**Stored data:**
────────────────

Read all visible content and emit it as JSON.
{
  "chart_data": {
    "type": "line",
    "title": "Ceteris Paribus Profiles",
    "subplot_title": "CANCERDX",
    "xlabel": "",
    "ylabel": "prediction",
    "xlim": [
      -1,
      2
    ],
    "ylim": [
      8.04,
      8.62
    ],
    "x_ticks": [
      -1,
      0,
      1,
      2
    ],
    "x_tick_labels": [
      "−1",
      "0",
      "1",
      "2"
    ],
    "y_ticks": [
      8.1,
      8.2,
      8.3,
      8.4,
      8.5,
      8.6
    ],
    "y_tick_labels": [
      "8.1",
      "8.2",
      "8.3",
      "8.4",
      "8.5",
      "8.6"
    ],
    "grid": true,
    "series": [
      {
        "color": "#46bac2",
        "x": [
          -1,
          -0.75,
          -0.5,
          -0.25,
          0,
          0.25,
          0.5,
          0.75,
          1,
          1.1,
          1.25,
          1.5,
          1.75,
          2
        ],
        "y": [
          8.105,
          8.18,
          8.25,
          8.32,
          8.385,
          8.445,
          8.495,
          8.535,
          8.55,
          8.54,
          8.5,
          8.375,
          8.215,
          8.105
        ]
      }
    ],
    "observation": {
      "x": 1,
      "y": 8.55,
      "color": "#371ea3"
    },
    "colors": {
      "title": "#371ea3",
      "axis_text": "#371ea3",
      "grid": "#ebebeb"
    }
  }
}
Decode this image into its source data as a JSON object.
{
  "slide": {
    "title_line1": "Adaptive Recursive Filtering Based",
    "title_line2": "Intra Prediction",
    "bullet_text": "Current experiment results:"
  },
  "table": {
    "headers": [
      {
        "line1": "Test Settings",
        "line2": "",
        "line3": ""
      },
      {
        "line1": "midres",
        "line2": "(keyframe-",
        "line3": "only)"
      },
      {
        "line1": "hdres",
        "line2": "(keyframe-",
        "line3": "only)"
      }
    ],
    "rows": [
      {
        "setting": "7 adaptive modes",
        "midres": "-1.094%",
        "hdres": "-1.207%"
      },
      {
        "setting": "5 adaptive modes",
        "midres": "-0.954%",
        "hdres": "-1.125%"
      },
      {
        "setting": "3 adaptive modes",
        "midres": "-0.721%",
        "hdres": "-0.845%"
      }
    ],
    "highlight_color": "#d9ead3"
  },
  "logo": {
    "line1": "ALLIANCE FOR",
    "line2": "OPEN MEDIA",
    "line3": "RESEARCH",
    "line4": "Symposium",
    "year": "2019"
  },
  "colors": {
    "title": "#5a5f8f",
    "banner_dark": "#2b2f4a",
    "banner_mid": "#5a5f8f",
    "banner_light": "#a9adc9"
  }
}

────────────────

**To be done:** All of the data needs to be reproduced exactly, with no line missing.

**Task solution:**
Read all visible content and emit it as JSON.
{
  "chart_data": {
    "type": "line",
    "title": "Ceteris Paribus Profiles",
    "subplot_title": "CANCERDX",
    "xlabel": "",
    "ylabel": "prediction",
    "xlim": [
      -1,
      2
    ],
    "ylim": [
      8.04,
      8.62
    ],
    "x_ticks": [
      -1,
      0,
      1,
      2
    ],
    "x_tick_labels": [
      "−1",
      "0",
      "1",
      "2"
    ],
    "y_ticks": [
      8.1,
      8.2,
      8.3,
      8.4,
      8.5,
      8.6
    ],
    "y_tick_labels": [
      "8.1",
      "8.2",
      "8.3",
      "8.4",
      "8.5",
      "8.6"
    ],
    "grid": true,
    "series": [
      {
        "color": "#46bac2",
        "x": [
          -1,
          -0.75,
          -0.5,
          -0.25,
          0,
          0.25,
          0.5,
          0.75,
          1,
          1.1,
          1.25,
          1.5,
          1.75,
          2
        ],
        "y": [
          8.105,
          8.18,
          8.25,
          8.32,
          8.385,
          8.445,
          8.495,
          8.535,
          8.55,
          8.54,
          8.5,
          8.375,
          8.215,
          8.105
        ]
      }
    ],
    "observation": {
      "x": 1,
      "y": 8.55,
      "color": "#371ea3"
    },
    "colors": {
      "title": "#371ea3",
      "axis_text": "#371ea3",
      "grid": "#ebebeb"
    }
  }
}
Decode this image into its source data as a JSON object.
{
  "slide": {
    "title_line1": "Adaptive Recursive Filtering Based",
    "title_line2": "Intra Prediction",
    "bullet_text": "Current experiment results:"
  },
  "table": {
    "headers": [
      {
        "line1": "Test Settings",
        "line2": "",
        "line3": ""
      },
      {
        "line1": "midres",
        "line2": "(keyframe-",
        "line3": "only)"
      },
      {
        "line1": "hdres",
        "line2": "(keyframe-",
        "line3": "only)"
      }
    ],
    "rows": [
      {
        "setting": "7 adaptive modes",
        "midres": "-1.094%",
        "hdres": "-1.207%"
      },
      {
        "setting": "5 adaptive modes",
        "midres": "-0.954%",
        "hdres": "-1.125%"
      },
      {
        "setting": "3 adaptive modes",
        "midres": "-0.721%",
        "hdres": "-0.845%"
      }
    ],
    "highlight_color": "#d9ead3"
  },
  "logo": {
    "line1": "ALLIANCE FOR",
    "line2": "OPEN MEDIA",
    "line3": "RESEARCH",
    "line4": "Symposium",
    "year": "2019"
  },
  "colors": {
    "title": "#5a5f8f",
    "banner_dark": "#2b2f4a",
    "banner_mid": "#5a5f8f",
    "banner_light": "#a9adc9"
  }
}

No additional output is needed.